## Task description
Starting at the line that contains "462, 552, 482]" and stopping after the line that contains "465, 283, 479]", output those lines as a numbered list, omitting any blank lines.

Annotated element listings:
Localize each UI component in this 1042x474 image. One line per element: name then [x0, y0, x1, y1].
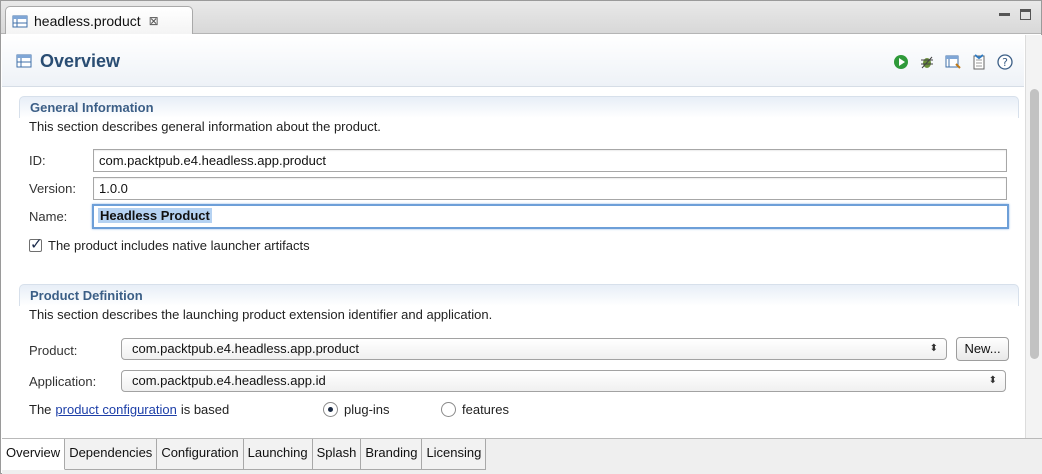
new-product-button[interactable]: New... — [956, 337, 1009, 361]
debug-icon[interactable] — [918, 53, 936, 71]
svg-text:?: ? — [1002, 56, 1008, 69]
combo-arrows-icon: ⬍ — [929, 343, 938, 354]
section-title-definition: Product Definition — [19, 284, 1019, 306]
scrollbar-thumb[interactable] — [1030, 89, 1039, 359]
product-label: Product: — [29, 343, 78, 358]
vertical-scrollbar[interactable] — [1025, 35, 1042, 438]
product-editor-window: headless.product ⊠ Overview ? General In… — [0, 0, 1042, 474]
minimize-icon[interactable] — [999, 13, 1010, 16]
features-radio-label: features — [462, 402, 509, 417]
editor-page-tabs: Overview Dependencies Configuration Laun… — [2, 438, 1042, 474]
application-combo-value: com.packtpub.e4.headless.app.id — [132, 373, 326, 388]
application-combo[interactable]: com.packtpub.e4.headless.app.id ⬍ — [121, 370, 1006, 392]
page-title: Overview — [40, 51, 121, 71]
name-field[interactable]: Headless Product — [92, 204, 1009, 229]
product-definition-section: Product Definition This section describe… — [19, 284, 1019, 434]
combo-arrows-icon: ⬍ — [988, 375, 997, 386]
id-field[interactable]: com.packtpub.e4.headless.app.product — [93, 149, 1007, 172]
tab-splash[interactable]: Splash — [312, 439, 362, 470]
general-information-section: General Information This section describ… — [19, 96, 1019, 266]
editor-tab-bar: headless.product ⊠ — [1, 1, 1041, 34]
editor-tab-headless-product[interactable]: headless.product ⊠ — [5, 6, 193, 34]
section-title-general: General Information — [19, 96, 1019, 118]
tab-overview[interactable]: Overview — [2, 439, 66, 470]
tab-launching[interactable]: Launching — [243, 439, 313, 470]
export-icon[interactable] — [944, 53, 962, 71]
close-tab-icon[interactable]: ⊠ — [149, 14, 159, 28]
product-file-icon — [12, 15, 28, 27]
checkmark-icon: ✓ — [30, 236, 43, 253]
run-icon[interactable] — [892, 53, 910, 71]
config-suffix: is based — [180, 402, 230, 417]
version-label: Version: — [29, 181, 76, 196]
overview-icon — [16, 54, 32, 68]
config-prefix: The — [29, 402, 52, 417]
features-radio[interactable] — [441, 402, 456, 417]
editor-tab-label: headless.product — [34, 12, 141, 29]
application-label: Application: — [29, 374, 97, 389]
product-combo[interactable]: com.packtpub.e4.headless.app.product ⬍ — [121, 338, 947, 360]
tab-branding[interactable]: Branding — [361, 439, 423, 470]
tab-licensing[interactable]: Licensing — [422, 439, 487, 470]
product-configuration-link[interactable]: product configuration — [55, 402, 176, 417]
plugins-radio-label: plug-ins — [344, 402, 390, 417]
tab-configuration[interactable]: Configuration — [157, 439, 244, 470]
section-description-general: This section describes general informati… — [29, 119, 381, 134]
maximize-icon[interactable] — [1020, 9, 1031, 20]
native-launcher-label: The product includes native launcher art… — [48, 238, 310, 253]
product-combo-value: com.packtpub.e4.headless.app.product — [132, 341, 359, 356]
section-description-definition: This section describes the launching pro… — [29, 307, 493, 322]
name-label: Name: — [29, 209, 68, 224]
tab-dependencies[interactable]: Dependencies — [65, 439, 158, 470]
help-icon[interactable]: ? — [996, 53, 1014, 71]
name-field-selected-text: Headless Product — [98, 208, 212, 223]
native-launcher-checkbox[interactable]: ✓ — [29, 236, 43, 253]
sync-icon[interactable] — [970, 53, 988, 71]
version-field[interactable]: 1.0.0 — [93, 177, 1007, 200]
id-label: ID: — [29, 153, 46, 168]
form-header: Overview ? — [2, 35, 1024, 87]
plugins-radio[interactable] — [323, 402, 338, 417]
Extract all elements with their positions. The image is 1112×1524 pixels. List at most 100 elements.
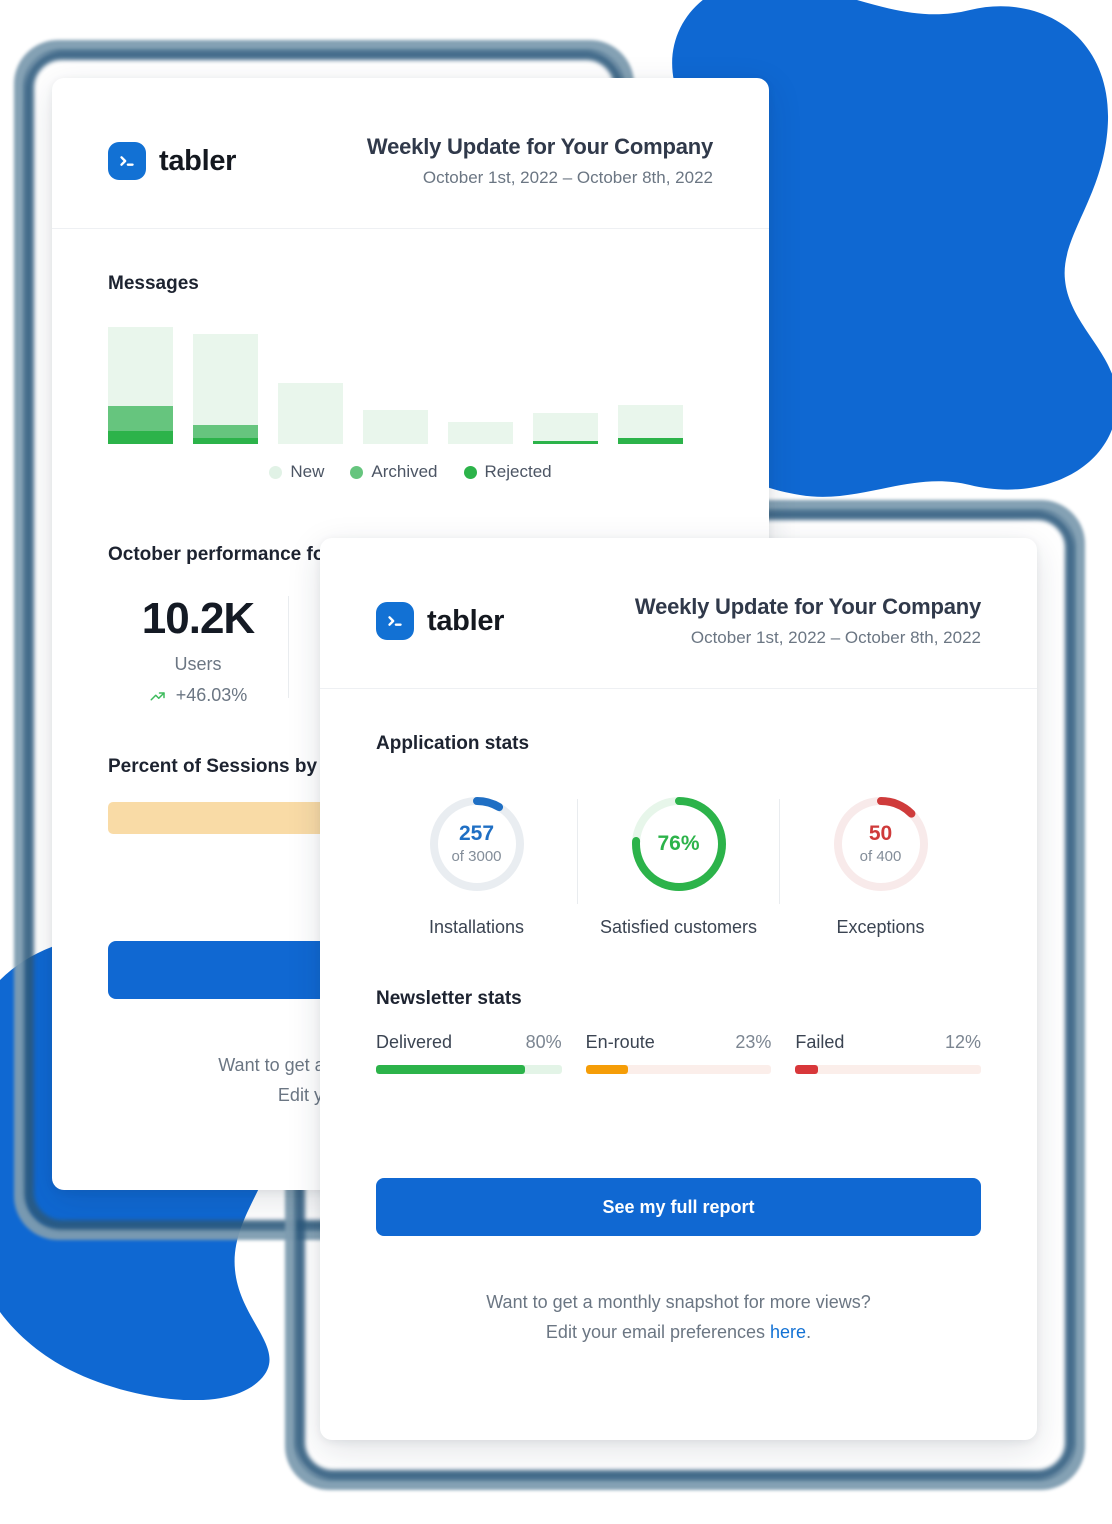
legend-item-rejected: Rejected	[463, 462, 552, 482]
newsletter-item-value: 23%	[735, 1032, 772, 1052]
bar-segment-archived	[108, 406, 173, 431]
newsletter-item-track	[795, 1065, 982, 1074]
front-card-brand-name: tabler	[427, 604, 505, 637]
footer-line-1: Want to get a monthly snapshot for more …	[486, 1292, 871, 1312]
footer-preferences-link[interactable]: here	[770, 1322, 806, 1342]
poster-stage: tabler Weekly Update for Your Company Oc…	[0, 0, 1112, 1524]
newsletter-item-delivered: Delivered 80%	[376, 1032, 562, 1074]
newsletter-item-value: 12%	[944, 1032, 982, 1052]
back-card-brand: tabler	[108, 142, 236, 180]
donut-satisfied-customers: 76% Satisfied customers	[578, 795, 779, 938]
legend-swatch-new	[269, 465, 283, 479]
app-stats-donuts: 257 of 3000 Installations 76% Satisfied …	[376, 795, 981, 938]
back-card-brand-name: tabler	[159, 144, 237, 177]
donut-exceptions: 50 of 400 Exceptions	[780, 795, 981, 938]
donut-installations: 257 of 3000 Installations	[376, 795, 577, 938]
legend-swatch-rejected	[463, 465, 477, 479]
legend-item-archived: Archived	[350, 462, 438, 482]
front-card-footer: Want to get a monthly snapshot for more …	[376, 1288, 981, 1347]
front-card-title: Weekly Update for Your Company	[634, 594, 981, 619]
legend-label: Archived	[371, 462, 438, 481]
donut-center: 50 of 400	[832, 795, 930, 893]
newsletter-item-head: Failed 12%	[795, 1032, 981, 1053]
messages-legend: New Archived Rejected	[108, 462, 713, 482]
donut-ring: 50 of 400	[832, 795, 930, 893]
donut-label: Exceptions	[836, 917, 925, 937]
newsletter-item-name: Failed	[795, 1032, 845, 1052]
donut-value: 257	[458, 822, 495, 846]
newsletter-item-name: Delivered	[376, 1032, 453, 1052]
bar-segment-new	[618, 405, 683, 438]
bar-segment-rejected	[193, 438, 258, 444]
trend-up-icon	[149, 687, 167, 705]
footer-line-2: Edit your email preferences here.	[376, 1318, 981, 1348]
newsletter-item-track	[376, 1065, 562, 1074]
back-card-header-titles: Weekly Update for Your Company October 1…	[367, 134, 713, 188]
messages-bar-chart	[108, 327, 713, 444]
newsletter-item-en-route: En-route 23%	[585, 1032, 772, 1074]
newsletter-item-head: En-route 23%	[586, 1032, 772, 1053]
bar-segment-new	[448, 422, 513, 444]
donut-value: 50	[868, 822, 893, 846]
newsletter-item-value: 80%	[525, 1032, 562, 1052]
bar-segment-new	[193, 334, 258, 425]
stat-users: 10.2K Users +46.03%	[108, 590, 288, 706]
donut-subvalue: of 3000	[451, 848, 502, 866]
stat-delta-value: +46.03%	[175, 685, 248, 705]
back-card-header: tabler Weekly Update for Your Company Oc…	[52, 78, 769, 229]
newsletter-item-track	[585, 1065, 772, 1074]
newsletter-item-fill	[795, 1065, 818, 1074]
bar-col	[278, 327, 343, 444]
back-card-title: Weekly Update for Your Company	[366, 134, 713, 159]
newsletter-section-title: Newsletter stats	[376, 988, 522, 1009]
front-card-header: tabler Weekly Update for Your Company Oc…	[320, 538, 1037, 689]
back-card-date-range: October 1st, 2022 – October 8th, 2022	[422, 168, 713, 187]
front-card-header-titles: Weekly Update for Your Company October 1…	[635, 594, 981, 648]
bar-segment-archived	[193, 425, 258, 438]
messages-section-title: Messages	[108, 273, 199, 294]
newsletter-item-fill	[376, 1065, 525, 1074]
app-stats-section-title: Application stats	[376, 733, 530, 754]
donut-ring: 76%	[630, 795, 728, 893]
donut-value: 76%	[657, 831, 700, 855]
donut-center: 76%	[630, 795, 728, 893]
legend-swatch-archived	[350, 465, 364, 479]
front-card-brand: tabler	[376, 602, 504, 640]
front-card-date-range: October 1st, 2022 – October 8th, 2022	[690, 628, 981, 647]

## Result of the task
1. legend-item-rejected: Rejected	[463, 462, 552, 482]
2. newsletter-item-value: 23%	[735, 1032, 772, 1052]
3. bar-segment-archived	[108, 406, 173, 431]
4. newsletter-item-track	[795, 1065, 982, 1074]
5. front-card-brand-name: tabler	[427, 604, 505, 637]
6. footer-line-1: Want to get a monthly snapshot for more …	[486, 1292, 871, 1312]
7. footer-preferences-link[interactable]: here	[770, 1322, 806, 1342]
8. poster-stage: tabler Weekly Update for Your Company Oc…	[0, 0, 1112, 1524]
9. newsletter-item-delivered: Delivered 80%	[376, 1032, 562, 1074]
10. newsletter-item-value: 12%	[944, 1032, 982, 1052]
11. back-card-brand: tabler	[108, 142, 236, 180]
12. donut-satisfied-customers: 76% Satisfied customers	[578, 795, 779, 938]
13. legend-swatch-new	[269, 465, 283, 479]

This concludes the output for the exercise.